Text segment |
========================
Those two libraries are in principle enough for a physicist to acquire an in-memory representation of the data. However, to make our life easier we will use an additional library which is build on top of `awkward` and `uproot`. This is called [`coffea`](https://github.com/CoffeaTeam/coffea) and provides basic tools and wrappers for all the typical needs of particle physics data analysts who use the Scientific Python ecosystem.

Let's import some required classes and functions from `coffea` along with `numpy`.

In [None]:
import coffea
print("coffea version: ",coffea.__version__)
from coffea.nanoevents import NanoEventsFactory, PHYSLITESchema
from coffea.analysis_tools import PackedSelection
from coffea import dataset_tools
import numpy as np

## Analysis introduction

The particular analysis case we will use for this demonstration is the search for the Higgs boson, an elementary particle discovered in 2012. The Higgs boson was predicted by the BEH mechanism, the mechanism that explains how all the particles in the Universe acquire mass. The discovery of the Higgs boson by the ATLAS and CMS experiments at CERN awarded the Nobel prize for physics to Francois Englert and Peter W. Higgs in 2013.

![](figures/nobel_2013.jpg)

Read more about this landmark discovery here:

https://atlas.cern/Discover/Physics/Higgs

The Higgs boson is produced by the proton-proton collisions of the LHC. However, it is extremely short lived (about $10^{-22}$ seconds) and immediately decays to other particles. For this scenario we will study the decays of the Higgs boson to two other elementary particles, the Z bosons. In their turn, the Z bosons are extremely short lived as well. However, at about 3% of the time, they decay to two electrons. Electrons are also elementary particle but stable ones! Therefore we will look at our detector for electron signatures. In particular four electrons.
========================
Supplied data |

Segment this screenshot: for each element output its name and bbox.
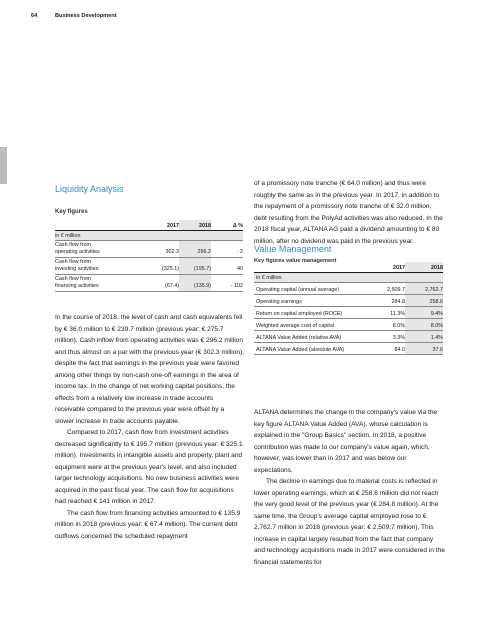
========================
Jobs |
1/ According to the Higgs analysis text, how often do Z bosons decay to two electrons?
2/ Please continue the Higgs analysis text from its final sentence.

Answers for the tasks |
1/ About 3% of the time.

2/
![](figures/fig_01d.png)

This is an actual four electron signature registered at the ATLAS detector in 2012 and contributed to the Higgs boson discovery:

![](figures/higgs_event_display.png)

## Looking into a file

Let's now load a PHYSLITE file containing simulated event data describing the production and decay of Higgs bosons. Those data can be found at DOI:[10.7483/OPENDATA.ATLAS.Z2J9.709J](http://doi.org/10.7483/OPENDATA.ATLAS.Z2J9.709J) and will be streamed using the [XCache](http://slateci.io/XCache/) service. You can always download those data locally at your machine.

In [None]:
# Hgg -> 4l sample

# local
file_path = '/Users/ekourlitis/cernbox/mc20_13TeV.345060.PowhegPythia8EvtGen_NNLOPS_nnlo_30_ggH125_ZZ4l.deriv.DAOD_PHYSLITE.e7735_s3681_r13167_p6026/mc20_13TeV/DAOD_PHYSLITE.38191712._000020.pool.root.1'

# UChicago
# file_path = 'root://xcache.af.uchicago.edu:1094//root://eospublic.cern.ch//eos/opendata/atlas/rucio/mc20_13TeV/DAOD_PHYSLITE.38191712._000001.pool.root.1'

To make the loading lighter, we will use the `filter_name` function, in order to load only the properties needed. Then we will use `coffea`'s `NanoEventsFactory.from_root` to load the file. This is actually a delayed computation. `coffea` is using `dask` as a backend to construct a delayed task graph representing our analysis. So there is some metadata reading but not actual number crunching until `compute()` is called.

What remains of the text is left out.